» **What the exercise asks**: Retype the whole listing below, character for character.

BEGIN Data shown

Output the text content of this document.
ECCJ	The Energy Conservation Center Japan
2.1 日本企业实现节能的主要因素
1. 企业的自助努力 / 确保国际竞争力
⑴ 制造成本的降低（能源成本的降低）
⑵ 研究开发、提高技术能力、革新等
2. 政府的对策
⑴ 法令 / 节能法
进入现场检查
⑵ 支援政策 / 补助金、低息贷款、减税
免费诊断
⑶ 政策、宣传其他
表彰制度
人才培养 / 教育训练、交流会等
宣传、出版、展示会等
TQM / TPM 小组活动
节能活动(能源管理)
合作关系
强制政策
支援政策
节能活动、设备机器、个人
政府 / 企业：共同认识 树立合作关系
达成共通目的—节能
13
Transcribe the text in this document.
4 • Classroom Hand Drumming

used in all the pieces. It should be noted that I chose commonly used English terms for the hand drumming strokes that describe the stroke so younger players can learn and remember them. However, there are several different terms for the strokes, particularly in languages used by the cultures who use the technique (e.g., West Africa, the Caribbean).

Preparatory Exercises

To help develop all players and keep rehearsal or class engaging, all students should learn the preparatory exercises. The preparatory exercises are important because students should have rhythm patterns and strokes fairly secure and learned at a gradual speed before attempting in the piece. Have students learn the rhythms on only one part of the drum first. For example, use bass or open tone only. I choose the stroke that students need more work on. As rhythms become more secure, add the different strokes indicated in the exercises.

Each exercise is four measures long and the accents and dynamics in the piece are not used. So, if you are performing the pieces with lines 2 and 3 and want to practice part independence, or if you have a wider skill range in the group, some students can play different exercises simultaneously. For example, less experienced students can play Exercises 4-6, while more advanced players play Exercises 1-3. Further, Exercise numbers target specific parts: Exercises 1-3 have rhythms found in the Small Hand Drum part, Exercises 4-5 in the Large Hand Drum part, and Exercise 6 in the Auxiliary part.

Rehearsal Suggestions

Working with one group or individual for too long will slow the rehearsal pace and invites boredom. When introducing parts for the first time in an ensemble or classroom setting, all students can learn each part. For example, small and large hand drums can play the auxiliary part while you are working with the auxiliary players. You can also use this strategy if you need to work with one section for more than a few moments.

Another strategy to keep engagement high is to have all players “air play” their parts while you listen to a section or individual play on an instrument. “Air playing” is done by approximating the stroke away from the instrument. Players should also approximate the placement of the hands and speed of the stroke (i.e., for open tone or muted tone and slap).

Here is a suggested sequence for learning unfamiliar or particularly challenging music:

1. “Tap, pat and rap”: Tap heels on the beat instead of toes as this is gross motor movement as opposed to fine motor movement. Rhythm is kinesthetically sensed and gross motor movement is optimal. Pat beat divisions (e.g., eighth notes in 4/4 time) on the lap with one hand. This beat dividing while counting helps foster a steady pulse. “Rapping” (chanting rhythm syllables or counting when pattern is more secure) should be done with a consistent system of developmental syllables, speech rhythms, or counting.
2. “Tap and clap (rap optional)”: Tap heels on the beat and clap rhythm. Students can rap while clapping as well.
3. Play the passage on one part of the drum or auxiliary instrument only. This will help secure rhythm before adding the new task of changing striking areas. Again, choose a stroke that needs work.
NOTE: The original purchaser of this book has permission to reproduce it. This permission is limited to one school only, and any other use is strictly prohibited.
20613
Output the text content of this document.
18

END Data shown

» **Task output**:
Output the text content of this document.
ECCJ	The Energy Conservation Center Japan
2.1 日本企业实现节能的主要因素
1. 企业的自助努力 / 确保国际竞争力
⑴ 制造成本的降低（能源成本的降低）
⑵ 研究开发、提高技术能力、革新等
2. 政府的对策
⑴ 法令 / 节能法
进入现场检查
⑵ 支援政策 / 补助金、低息贷款、减税
免费诊断
⑶ 政策、宣传其他
表彰制度
人才培养 / 教育训练、交流会等
宣传、出版、展示会等
TQM / TPM 小组活动
节能活动(能源管理)
合作关系
强制政策
支援政策
节能活动、设备机器、个人
政府 / 企业：共同认识 树立合作关系
达成共通目的—节能
13
Transcribe the text in this document.
4 • Classroom Hand Drumming

used in all the pieces. It should be noted that I chose commonly used English terms for the hand drumming strokes that describe the stroke so younger players can learn and remember them. However, there are several different terms for the strokes, particularly in languages used by the cultures who use the technique (e.g., West Africa, the Caribbean).

Preparatory Exercises

To help develop all players and keep rehearsal or class engaging, all students should learn the preparatory exercises. The preparatory exercises are important because students should have rhythm patterns and strokes fairly secure and learned at a gradual speed before attempting in the piece. Have students learn the rhythms on only one part of the drum first. For example, use bass or open tone only. I choose the stroke that students need more work on. As rhythms become more secure, add the different strokes indicated in the exercises.

Each exercise is four measures long and the accents and dynamics in the piece are not used. So, if you are performing the pieces with lines 2 and 3 and want to practice part independence, or if you have a wider skill range in the group, some students can play different exercises simultaneously. For example, less experienced students can play Exercises 4-6, while more advanced players play Exercises 1-3. Further, Exercise numbers target specific parts: Exercises 1-3 have rhythms found in the Small Hand Drum part, Exercises 4-5 in the Large Hand Drum part, and Exercise 6 in the Auxiliary part.

Rehearsal Suggestions

Working with one group or individual for too long will slow the rehearsal pace and invites boredom. When introducing parts for the first time in an ensemble or classroom setting, all students can learn each part. For example, small and large hand drums can play the auxiliary part while you are working with the auxiliary players. You can also use this strategy if you need to work with one section for more than a few moments.

Another strategy to keep engagement high is to have all players “air play” their parts while you listen to a section or individual play on an instrument. “Air playing” is done by approximating the stroke away from the instrument. Players should also approximate the placement of the hands and speed of the stroke (i.e., for open tone or muted tone and slap).

Here is a suggested sequence for learning unfamiliar or particularly challenging music:

1. “Tap, pat and rap”: Tap heels on the beat instead of toes as this is gross motor movement as opposed to fine motor movement. Rhythm is kinesthetically sensed and gross motor movement is optimal. Pat beat divisions (e.g., eighth notes in 4/4 time) on the lap with one hand. This beat dividing while counting helps foster a steady pulse. “Rapping” (chanting rhythm syllables or counting when pattern is more secure) should be done with a consistent system of developmental syllables, speech rhythms, or counting.
2. “Tap and clap (rap optional)”: Tap heels on the beat and clap rhythm. Students can rap while clapping as well.
3. Play the passage on one part of the drum or auxiliary instrument only. This will help secure rhythm before adding the new task of changing striking areas. Again, choose a stroke that needs work.
NOTE: The original purchaser of this book has permission to reproduce it. This permission is limited to one school only, and any other use is strictly prohibited.
20613
Output the text content of this document.
18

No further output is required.